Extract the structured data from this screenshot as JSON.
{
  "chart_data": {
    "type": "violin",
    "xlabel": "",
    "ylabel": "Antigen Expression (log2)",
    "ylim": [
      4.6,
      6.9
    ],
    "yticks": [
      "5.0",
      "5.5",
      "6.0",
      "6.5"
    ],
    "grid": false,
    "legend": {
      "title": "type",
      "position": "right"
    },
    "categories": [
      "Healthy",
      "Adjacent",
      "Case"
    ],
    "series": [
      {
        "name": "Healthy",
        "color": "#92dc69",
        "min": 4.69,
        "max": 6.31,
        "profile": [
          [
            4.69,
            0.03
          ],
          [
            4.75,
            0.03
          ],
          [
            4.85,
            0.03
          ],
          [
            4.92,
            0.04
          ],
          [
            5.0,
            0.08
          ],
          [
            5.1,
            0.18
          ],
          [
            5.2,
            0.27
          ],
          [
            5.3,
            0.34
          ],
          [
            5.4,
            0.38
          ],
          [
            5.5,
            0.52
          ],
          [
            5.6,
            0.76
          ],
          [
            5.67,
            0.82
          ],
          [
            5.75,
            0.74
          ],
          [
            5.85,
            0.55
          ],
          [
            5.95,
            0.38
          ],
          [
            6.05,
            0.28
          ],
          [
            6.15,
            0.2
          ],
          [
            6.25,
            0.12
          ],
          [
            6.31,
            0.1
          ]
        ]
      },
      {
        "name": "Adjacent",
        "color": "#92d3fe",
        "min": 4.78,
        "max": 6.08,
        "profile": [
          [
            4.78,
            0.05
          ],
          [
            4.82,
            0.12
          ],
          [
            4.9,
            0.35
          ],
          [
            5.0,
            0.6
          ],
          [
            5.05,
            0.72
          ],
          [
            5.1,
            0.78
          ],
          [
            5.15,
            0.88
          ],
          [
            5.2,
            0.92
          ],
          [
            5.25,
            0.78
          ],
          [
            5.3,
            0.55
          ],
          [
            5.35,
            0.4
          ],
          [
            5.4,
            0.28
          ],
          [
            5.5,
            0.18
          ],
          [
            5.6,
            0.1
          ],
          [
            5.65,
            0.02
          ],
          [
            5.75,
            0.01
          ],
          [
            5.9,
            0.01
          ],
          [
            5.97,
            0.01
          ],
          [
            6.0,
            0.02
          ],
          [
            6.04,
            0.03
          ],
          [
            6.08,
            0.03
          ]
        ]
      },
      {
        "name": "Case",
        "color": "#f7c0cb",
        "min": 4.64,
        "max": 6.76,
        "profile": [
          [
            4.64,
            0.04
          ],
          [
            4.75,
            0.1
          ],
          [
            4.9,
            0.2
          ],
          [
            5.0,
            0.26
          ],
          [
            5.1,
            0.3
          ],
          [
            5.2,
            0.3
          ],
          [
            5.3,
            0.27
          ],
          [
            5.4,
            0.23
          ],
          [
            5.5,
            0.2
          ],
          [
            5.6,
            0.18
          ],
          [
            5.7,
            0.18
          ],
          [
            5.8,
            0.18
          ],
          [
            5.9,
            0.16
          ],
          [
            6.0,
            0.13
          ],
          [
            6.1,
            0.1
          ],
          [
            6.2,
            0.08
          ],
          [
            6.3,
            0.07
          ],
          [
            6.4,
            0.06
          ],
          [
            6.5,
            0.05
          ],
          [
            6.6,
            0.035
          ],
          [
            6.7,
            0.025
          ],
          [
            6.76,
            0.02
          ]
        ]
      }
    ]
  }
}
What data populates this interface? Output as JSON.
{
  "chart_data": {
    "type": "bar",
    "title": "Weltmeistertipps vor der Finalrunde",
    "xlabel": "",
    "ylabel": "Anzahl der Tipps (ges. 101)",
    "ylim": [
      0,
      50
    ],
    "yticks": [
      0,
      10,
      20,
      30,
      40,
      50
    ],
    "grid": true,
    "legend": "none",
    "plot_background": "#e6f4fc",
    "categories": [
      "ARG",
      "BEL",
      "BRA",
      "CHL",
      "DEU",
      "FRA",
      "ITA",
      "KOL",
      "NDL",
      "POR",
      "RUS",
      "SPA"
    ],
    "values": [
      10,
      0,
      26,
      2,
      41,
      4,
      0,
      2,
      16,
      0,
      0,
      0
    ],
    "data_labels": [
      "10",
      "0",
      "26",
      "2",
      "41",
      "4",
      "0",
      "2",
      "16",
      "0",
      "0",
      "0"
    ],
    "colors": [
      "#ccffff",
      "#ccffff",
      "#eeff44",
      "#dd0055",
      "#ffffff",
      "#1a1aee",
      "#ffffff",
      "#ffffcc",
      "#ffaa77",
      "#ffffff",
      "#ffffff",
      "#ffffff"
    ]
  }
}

Stated problem
Copy all lines from the listing that contain "this".

The answer
Extract the structured data from this screenshot as JSON.
What data populates this interface? Output as JSON.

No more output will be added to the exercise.